__Data entries__:
----------

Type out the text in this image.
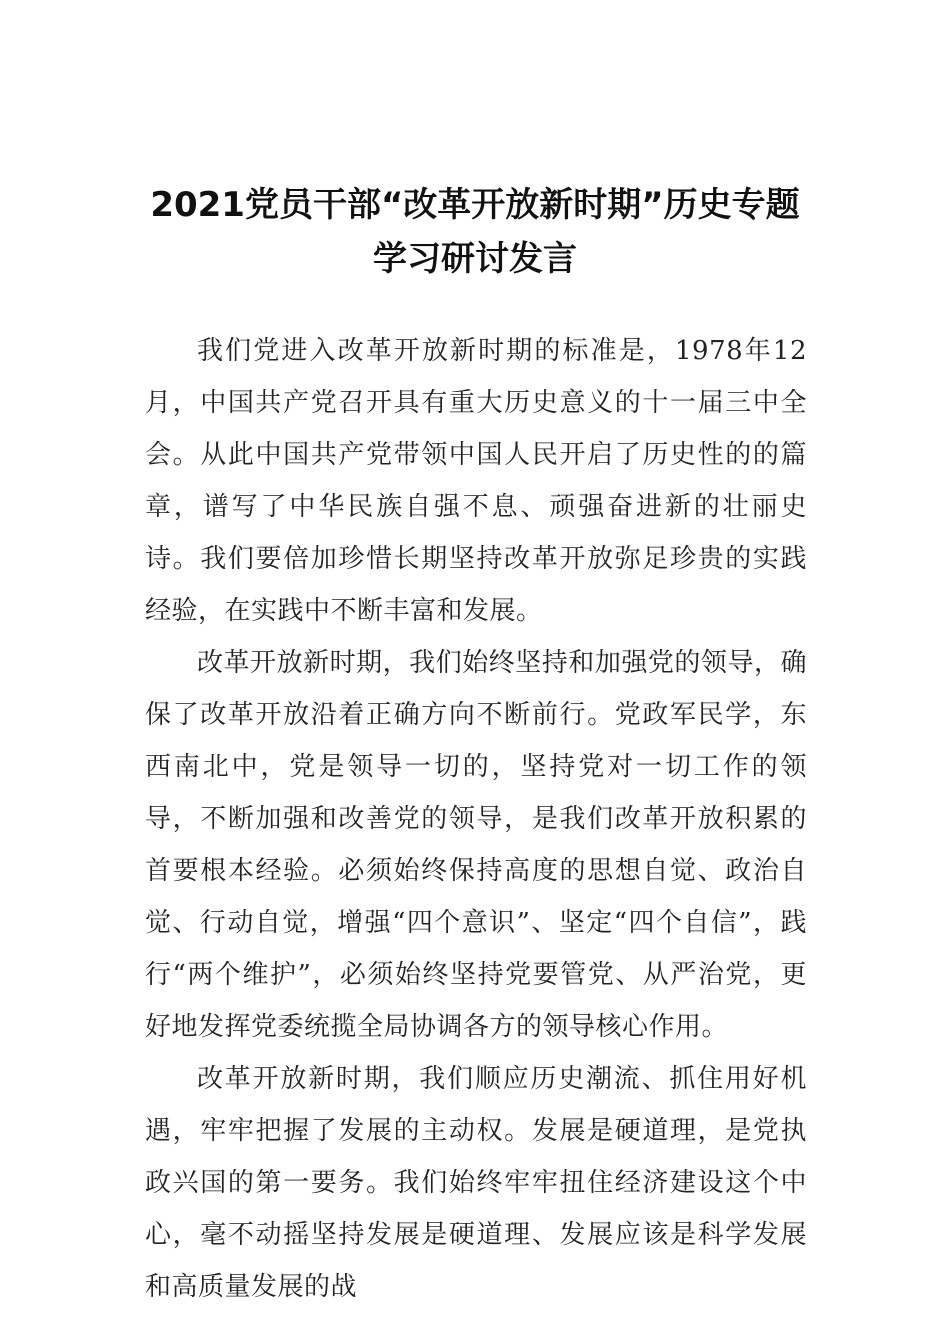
2021党员干部“改革开放新时期”历史专题学习研讨发言

我们党进入改革开放新时期的标准是，1978年12月，中国共产党召开具有重大历史意义的十一届三中全会。从此中国共产党带领中国人民开启了历史性的的篇章，谱写了中华民族自强不息、顽强奋进新的壮丽史诗。我们要倍加珍惜长期坚持改革开放弥足珍贵的实践经验，在实践中不断丰富和发展。

改革开放新时期，我们始终坚持和加强党的领导，确保了改革开放沿着正确方向不断前行。党政军民学，东西南北中，党是领导一切的，坚持党对一切工作的领导，不断加强和改善党的领导，是我们改革开放积累的首要根本经验。必须始终保持高度的思想自觉、政治自觉、行动自觉，增强“四个意识”、坚定“四个自信”，践行“两个维护”，必须始终坚持党要管党、从严治党，更好地发挥党委统揽全局协调各方的领导核心作用。

改革开放新时期，我们顺应历史潮流、抓住用好机遇，牢牢把握了发展的主动权。发展是硬道理，是党执政兴国的第一要务。我们始终牢牢扭住经济建设这个中心，毫不动摇坚持发展是硬道理、发展应该是科学发展和高质量发展的战
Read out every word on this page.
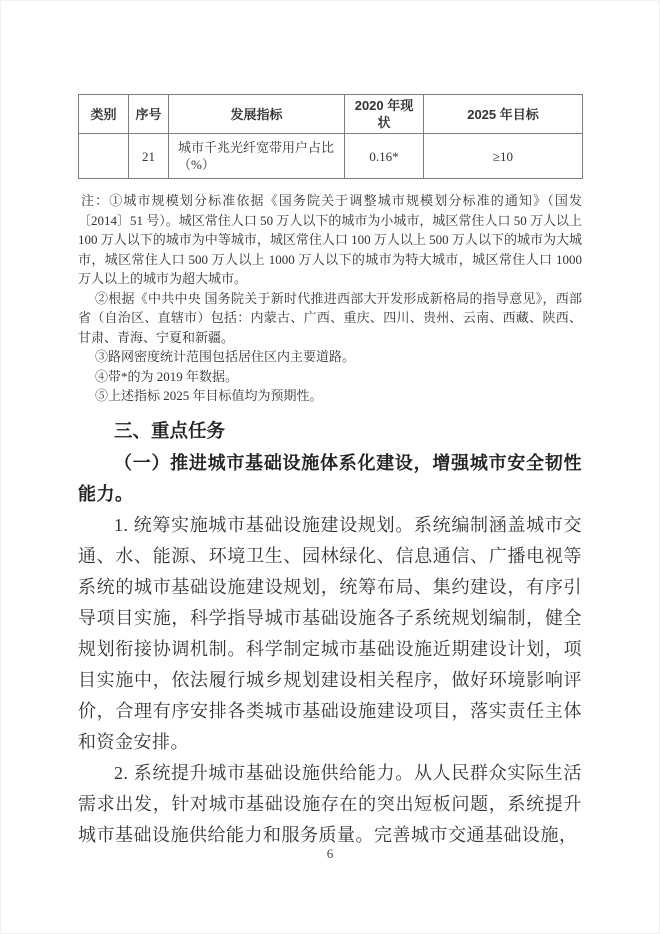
类别	序号	发展指标	2020 年现状	2025 年目标
	21	城市千兆光纤宽带用户占比（%）	0.16*	≥10

注：①城市规模划分标准依据《国务院关于调整城市规模划分标准的通知》（国发〔2014〕51 号）。城区常住人口 50 万人以下的城市为小城市，城区常住人口 50 万人以上 100 万人以下的城市为中等城市，城区常住人口 100 万人以上 500 万人以下的城市为大城市，城区常住人口 500 万人以上 1000 万人以下的城市为特大城市，城区常住人口 1000 万人以上的城市为超大城市。

②根据《中共中央 国务院关于新时代推进西部大开发形成新格局的指导意见》，西部省（自治区、直辖市）包括：内蒙古、广西、重庆、四川、贵州、云南、西藏、陕西、甘肃、青海、宁夏和新疆。

③路网密度统计范围包括居住区内主要道路。

④带*的为 2019 年数据。

⑤上述指标 2025 年目标值均为预期性。

三、重点任务

（一）推进城市基础设施体系化建设，增强城市安全韧性能力。

1. 统筹实施城市基础设施建设规划。系统编制涵盖城市交通、水、能源、环境卫生、园林绿化、信息通信、广播电视等系统的城市基础设施建设规划，统筹布局、集约建设，有序引导项目实施，科学指导城市基础设施各子系统规划编制，健全规划衔接协调机制。科学制定城市基础设施近期建设计划，项目实施中，依法履行城乡规划建设相关程序，做好环境影响评价，合理有序安排各类城市基础设施建设项目，落实责任主体和资金安排。

2. 系统提升城市基础设施供给能力。从人民群众实际生活需求出发，针对城市基础设施存在的突出短板问题，系统提升城市基础设施供给能力和服务质量。完善城市交通基础设施，

6
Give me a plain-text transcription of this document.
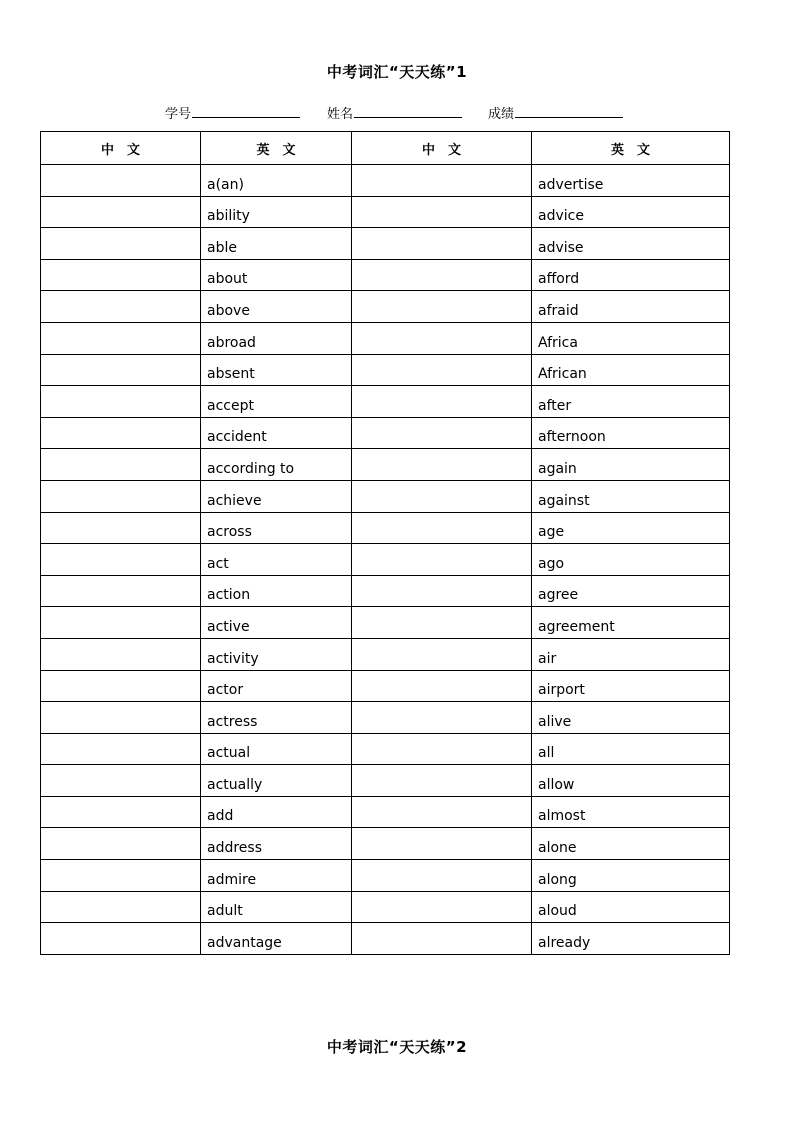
中考词汇“天天练”1
学号	姓名	成绩
中　文	英　文	中　文	英　文
	a(an)		advertise
	ability		advice
	able		advise
	about		afford
	above		afraid
	abroad		Africa
	absent		African
	accept		after
	accident		afternoon
	according to		again
	achieve		against
	across		age
	act		ago
	action		agree
	active		agreement
	activity		air
	actor		airport
	actress		alive
	actual		all
	actually		allow
	add		almost
	address		alone
	admire		along
	adult		aloud
	advantage		already
中考词汇“天天练”2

----------

Give only the number of lines in the data that hold the string "text".

__Solution to this exercise__: 2